** Exercise goal **
Copy every record below exactly.

** Records shown **
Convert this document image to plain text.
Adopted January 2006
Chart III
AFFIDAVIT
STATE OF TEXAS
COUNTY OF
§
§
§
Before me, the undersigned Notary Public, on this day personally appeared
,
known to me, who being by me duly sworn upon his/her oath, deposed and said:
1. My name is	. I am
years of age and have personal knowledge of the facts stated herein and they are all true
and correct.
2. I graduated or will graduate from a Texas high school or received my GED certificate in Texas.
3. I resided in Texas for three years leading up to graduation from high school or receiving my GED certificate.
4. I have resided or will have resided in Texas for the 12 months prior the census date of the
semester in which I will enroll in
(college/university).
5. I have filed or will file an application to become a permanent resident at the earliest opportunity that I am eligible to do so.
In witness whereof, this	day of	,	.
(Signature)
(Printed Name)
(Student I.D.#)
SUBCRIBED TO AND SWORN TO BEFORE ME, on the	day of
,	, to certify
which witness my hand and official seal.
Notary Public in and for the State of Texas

** Written answer **
Convert this document image to plain text.
Adopted January 2006
Chart III
AFFIDAVIT
STATE OF TEXAS
COUNTY OF
§
§
§
Before me, the undersigned Notary Public, on this day personally appeared
,
known to me, who being by me duly sworn upon his/her oath, deposed and said:
1. My name is	. I am
years of age and have personal knowledge of the facts stated herein and they are all true
and correct.
2. I graduated or will graduate from a Texas high school or received my GED certificate in Texas.
3. I resided in Texas for three years leading up to graduation from high school or receiving my GED certificate.
4. I have resided or will have resided in Texas for the 12 months prior the census date of the
semester in which I will enroll in
(college/university).
5. I have filed or will file an application to become a permanent resident at the earliest opportunity that I am eligible to do so.
In witness whereof, this	day of	,	.
(Signature)
(Printed Name)
(Student I.D.#)
SUBCRIBED TO AND SWORN TO BEFORE ME, on the	day of
,	, to certify
which witness my hand and official seal.
Notary Public in and for the State of Texas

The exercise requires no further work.